AIM OF THE TASK> The records below must be written out exactly, with every picture left behind.

Excerpts from a figure dataset>
Begin
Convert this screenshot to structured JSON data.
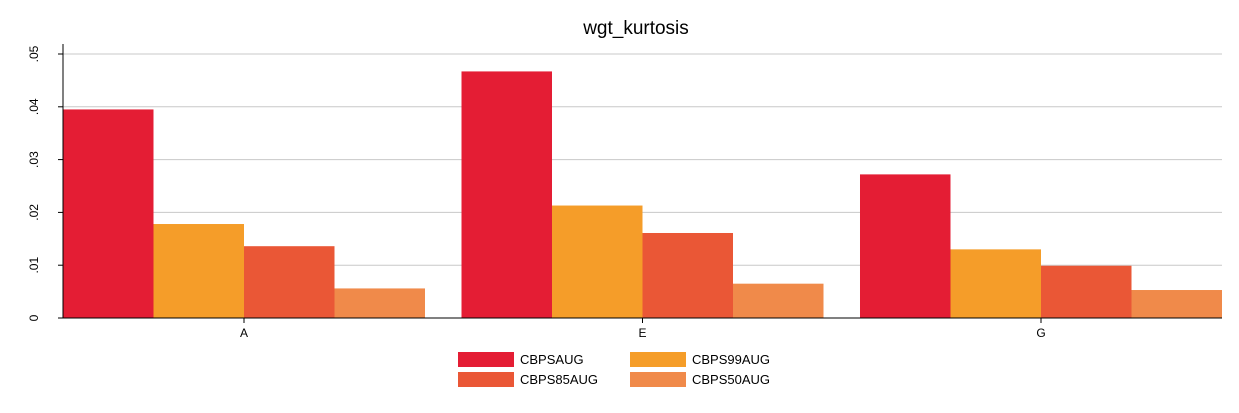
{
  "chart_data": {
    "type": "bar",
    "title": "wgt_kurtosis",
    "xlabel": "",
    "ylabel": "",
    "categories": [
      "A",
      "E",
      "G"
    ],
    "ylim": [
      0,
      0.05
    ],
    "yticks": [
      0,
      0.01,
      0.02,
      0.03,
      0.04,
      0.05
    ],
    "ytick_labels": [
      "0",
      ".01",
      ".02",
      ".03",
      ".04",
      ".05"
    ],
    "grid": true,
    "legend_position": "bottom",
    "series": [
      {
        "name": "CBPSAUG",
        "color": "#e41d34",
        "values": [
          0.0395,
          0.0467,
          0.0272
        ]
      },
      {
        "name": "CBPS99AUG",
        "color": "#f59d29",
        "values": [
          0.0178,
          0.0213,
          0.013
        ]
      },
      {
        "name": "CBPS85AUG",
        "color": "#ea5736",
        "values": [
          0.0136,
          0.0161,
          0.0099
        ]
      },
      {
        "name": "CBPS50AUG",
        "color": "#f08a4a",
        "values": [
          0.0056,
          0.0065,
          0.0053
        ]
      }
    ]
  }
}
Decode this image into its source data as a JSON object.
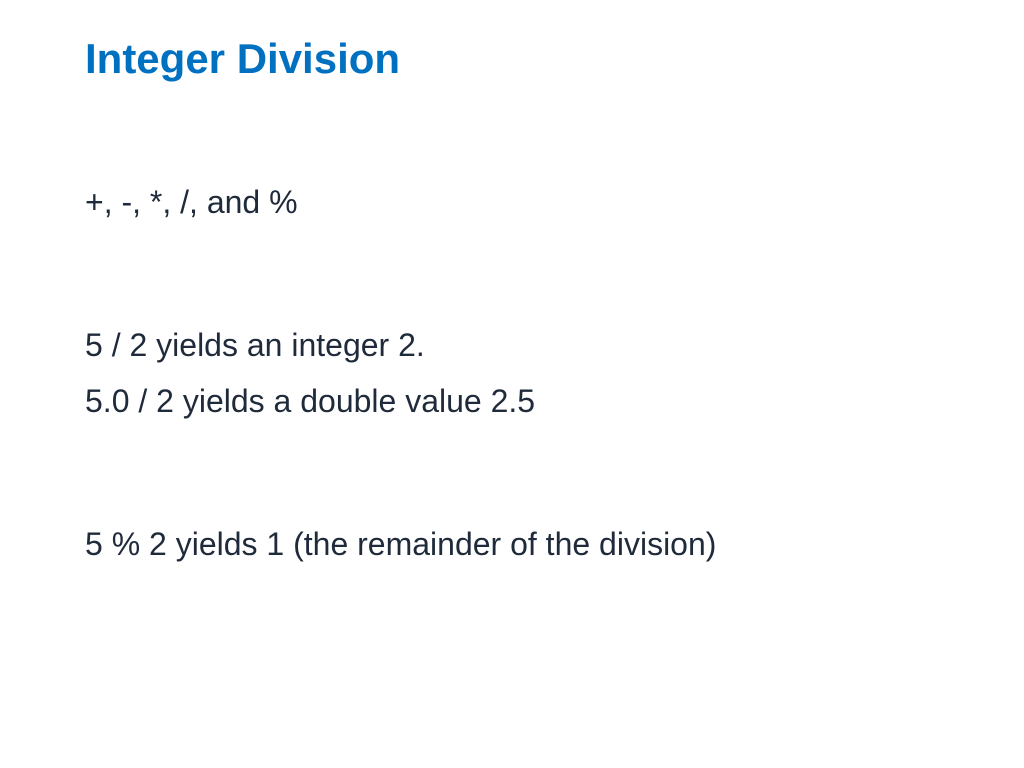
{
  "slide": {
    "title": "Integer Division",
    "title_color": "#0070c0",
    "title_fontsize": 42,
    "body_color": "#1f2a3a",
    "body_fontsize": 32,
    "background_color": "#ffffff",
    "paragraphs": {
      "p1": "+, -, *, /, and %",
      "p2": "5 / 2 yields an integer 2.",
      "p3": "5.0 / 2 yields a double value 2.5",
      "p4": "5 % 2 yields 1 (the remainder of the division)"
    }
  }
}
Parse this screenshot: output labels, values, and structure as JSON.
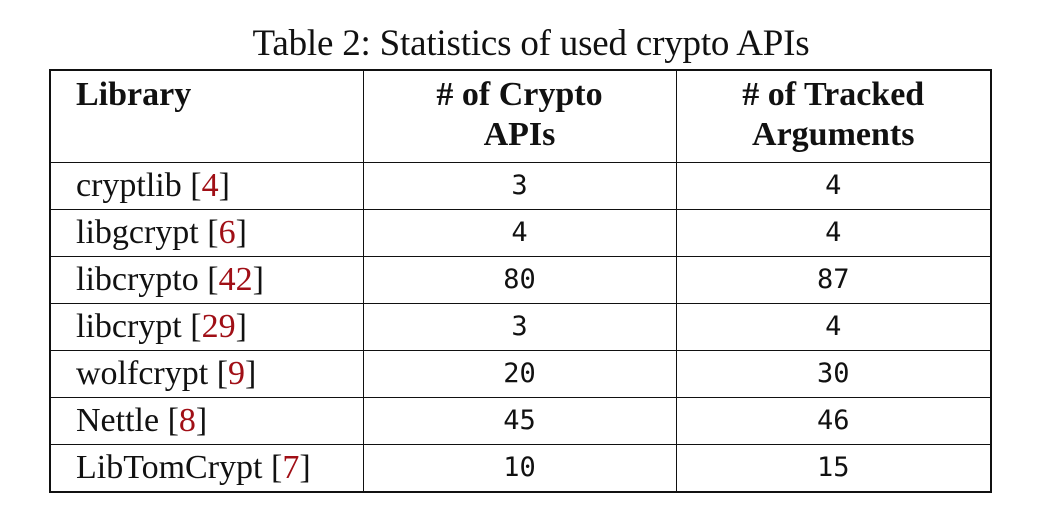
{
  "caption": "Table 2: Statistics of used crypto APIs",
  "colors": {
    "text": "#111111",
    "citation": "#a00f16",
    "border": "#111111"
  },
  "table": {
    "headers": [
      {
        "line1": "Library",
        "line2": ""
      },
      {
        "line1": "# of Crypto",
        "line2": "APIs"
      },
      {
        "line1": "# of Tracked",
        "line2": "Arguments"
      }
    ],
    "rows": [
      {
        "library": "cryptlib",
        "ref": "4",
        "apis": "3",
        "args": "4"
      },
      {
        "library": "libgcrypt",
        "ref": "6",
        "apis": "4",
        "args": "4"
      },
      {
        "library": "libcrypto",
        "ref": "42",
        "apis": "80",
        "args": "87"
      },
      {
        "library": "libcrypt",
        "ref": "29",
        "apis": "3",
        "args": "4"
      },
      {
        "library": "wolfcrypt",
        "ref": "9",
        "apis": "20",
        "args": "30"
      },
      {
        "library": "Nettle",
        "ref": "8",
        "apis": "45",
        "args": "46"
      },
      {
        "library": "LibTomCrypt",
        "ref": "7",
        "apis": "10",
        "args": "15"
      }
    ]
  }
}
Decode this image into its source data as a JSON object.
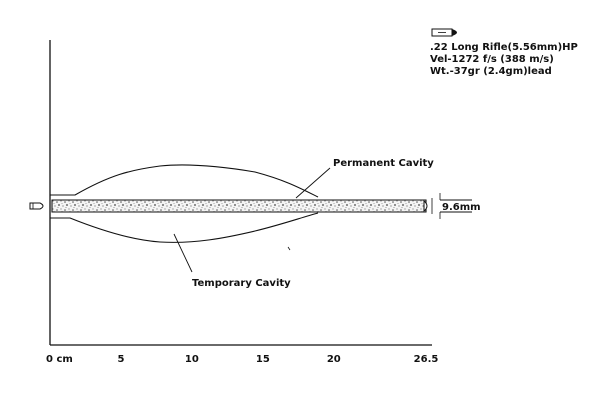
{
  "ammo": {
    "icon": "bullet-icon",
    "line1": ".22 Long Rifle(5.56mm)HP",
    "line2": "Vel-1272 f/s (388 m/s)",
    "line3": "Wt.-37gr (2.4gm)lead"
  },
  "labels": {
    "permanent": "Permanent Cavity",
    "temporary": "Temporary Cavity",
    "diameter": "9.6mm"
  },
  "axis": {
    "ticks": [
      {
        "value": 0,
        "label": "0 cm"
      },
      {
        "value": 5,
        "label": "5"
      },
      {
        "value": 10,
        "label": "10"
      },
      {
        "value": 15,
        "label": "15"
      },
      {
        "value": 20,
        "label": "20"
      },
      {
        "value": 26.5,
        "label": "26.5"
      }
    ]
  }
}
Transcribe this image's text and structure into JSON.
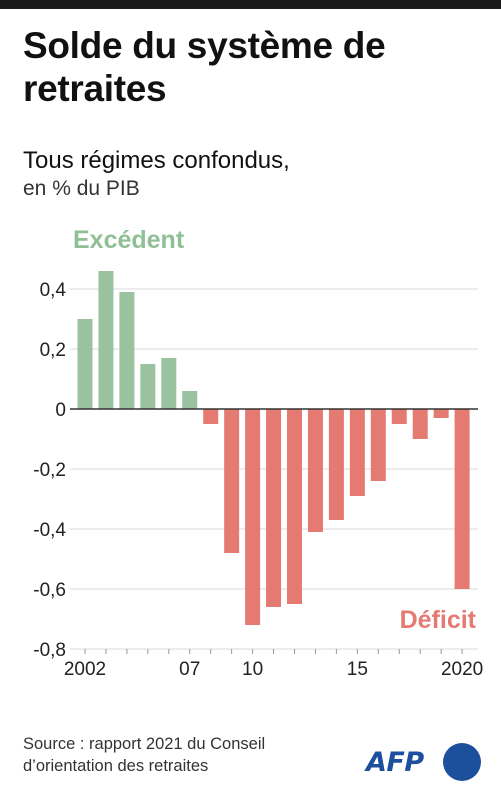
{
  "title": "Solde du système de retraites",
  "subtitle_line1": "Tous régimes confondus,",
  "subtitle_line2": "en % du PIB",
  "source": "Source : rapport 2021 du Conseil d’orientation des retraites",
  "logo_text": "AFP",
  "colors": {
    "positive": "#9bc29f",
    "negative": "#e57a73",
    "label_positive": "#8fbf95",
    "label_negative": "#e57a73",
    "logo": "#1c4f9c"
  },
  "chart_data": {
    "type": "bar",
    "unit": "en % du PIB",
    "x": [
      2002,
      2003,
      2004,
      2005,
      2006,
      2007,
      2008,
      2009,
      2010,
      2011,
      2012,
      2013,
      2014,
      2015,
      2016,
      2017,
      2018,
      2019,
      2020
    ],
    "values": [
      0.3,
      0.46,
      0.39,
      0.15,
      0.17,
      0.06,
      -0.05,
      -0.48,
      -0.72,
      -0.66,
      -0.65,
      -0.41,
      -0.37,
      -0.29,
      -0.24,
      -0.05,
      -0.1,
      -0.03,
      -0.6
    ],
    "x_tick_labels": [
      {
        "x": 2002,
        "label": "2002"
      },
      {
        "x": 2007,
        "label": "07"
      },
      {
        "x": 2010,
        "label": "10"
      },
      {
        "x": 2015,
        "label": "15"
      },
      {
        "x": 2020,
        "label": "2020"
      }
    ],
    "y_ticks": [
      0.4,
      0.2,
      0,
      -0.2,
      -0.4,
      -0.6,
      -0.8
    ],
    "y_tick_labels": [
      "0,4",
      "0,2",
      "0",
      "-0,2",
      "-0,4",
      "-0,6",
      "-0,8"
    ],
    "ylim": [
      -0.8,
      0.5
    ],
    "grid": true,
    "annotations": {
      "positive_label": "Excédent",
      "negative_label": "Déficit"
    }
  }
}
End
FINISHED TASK>
Convert this screenshot to structured JSON data.
{
  "chart_data": {
    "type": "bar",
    "title": "wgt_kurtosis",
    "xlabel": "",
    "ylabel": "",
    "categories": [
      "A",
      "E",
      "G"
    ],
    "ylim": [
      0,
      0.05
    ],
    "yticks": [
      0,
      0.01,
      0.02,
      0.03,
      0.04,
      0.05
    ],
    "ytick_labels": [
      "0",
      ".01",
      ".02",
      ".03",
      ".04",
      ".05"
    ],
    "grid": true,
    "legend_position": "bottom",
    "series": [
      {
        "name": "CBPSAUG",
        "color": "#e41d34",
        "values": [
          0.0395,
          0.0467,
          0.0272
        ]
      },
      {
        "name": "CBPS99AUG",
        "color": "#f59d29",
        "values": [
          0.0178,
          0.0213,
          0.013
        ]
      },
      {
        "name": "CBPS85AUG",
        "color": "#ea5736",
        "values": [
          0.0136,
          0.0161,
          0.0099
        ]
      },
      {
        "name": "CBPS50AUG",
        "color": "#f08a4a",
        "values": [
          0.0056,
          0.0065,
          0.0053
        ]
      }
    ]
  }
}
Decode this image into its source data as a JSON object.
{
  "slide": {
    "title": "Integer Division",
    "title_color": "#0070c0",
    "title_fontsize": 42,
    "body_color": "#1f2a3a",
    "body_fontsize": 32,
    "background_color": "#ffffff",
    "paragraphs": {
      "p1": "+, -, *, /, and %",
      "p2": "5 / 2 yields an integer 2.",
      "p3": "5.0 / 2 yields a double value 2.5",
      "p4": "5 % 2 yields 1 (the remainder of the division)"
    }
  }
}
Parse this screenshot: output labels, values, and structure as JSON.
{
  "caption": "Table 2: Statistics of used crypto APIs",
  "colors": {
    "text": "#111111",
    "citation": "#a00f16",
    "border": "#111111"
  },
  "table": {
    "headers": [
      {
        "line1": "Library",
        "line2": ""
      },
      {
        "line1": "# of Crypto",
        "line2": "APIs"
      },
      {
        "line1": "# of Tracked",
        "line2": "Arguments"
      }
    ],
    "rows": [
      {
        "library": "cryptlib",
        "ref": "4",
        "apis": "3",
        "args": "4"
      },
      {
        "library": "libgcrypt",
        "ref": "6",
        "apis": "4",
        "args": "4"
      },
      {
        "library": "libcrypto",
        "ref": "42",
        "apis": "80",
        "args": "87"
      },
      {
        "library": "libcrypt",
        "ref": "29",
        "apis": "3",
        "args": "4"
      },
      {
        "library": "wolfcrypt",
        "ref": "9",
        "apis": "20",
        "args": "30"
      },
      {
        "library": "Nettle",
        "ref": "8",
        "apis": "45",
        "args": "46"
      },
      {
        "library": "LibTomCrypt",
        "ref": "7",
        "apis": "10",
        "args": "15"
      }
    ]
  }
}
Decode this image into its source data as a JSON object.
{
  "ammo": {
    "icon": "bullet-icon",
    "line1": ".22 Long Rifle(5.56mm)HP",
    "line2": "Vel-1272 f/s (388 m/s)",
    "line3": "Wt.-37gr (2.4gm)lead"
  },
  "labels": {
    "permanent": "Permanent Cavity",
    "temporary": "Temporary Cavity",
    "diameter": "9.6mm"
  },
  "axis": {
    "ticks": [
      {
        "value": 0,
        "label": "0 cm"
      },
      {
        "value": 5,
        "label": "5"
      },
      {
        "value": 10,
        "label": "10"
      },
      {
        "value": 15,
        "label": "15"
      },
      {
        "value": 20,
        "label": "20"
      },
      {
        "value": 26.5,
        "label": "26.5"
      }
    ]
  }
}
Transcribe this image's text and structure into JSON.
{
  "title": "Solde du système de retraites",
  "subtitle_line1": "Tous régimes confondus,",
  "subtitle_line2": "en % du PIB",
  "source": "Source : rapport 2021 du Conseil d’orientation des retraites",
  "logo_text": "AFP",
  "colors": {
    "positive": "#9bc29f",
    "negative": "#e57a73",
    "label_positive": "#8fbf95",
    "label_negative": "#e57a73",
    "logo": "#1c4f9c"
  },
  "chart_data": {
    "type": "bar",
    "unit": "en % du PIB",
    "x": [
      2002,
      2003,
      2004,
      2005,
      2006,
      2007,
      2008,
      2009,
      2010,
      2011,
      2012,
      2013,
      2014,
      2015,
      2016,
      2017,
      2018,
      2019,
      2020
    ],
    "values": [
      0.3,
      0.46,
      0.39,
      0.15,
      0.17,
      0.06,
      -0.05,
      -0.48,
      -0.72,
      -0.66,
      -0.65,
      -0.41,
      -0.37,
      -0.29,
      -0.24,
      -0.05,
      -0.1,
      -0.03,
      -0.6
    ],
    "x_tick_labels": [
      {
        "x": 2002,
        "label": "2002"
      },
      {
        "x": 2007,
        "label": "07"
      },
      {
        "x": 2010,
        "label": "10"
      },
      {
        "x": 2015,
        "label": "15"
      },
      {
        "x": 2020,
        "label": "2020"
      }
    ],
    "y_ticks": [
      0.4,
      0.2,
      0,
      -0.2,
      -0.4,
      -0.6,
      -0.8
    ],
    "y_tick_labels": [
      "0,4",
      "0,2",
      "0",
      "-0,2",
      "-0,4",
      "-0,6",
      "-0,8"
    ],
    "ylim": [
      -0.8,
      0.5
    ],
    "grid": true,
    "annotations": {
      "positive_label": "Excédent",
      "negative_label": "Déficit"
    }
  }
}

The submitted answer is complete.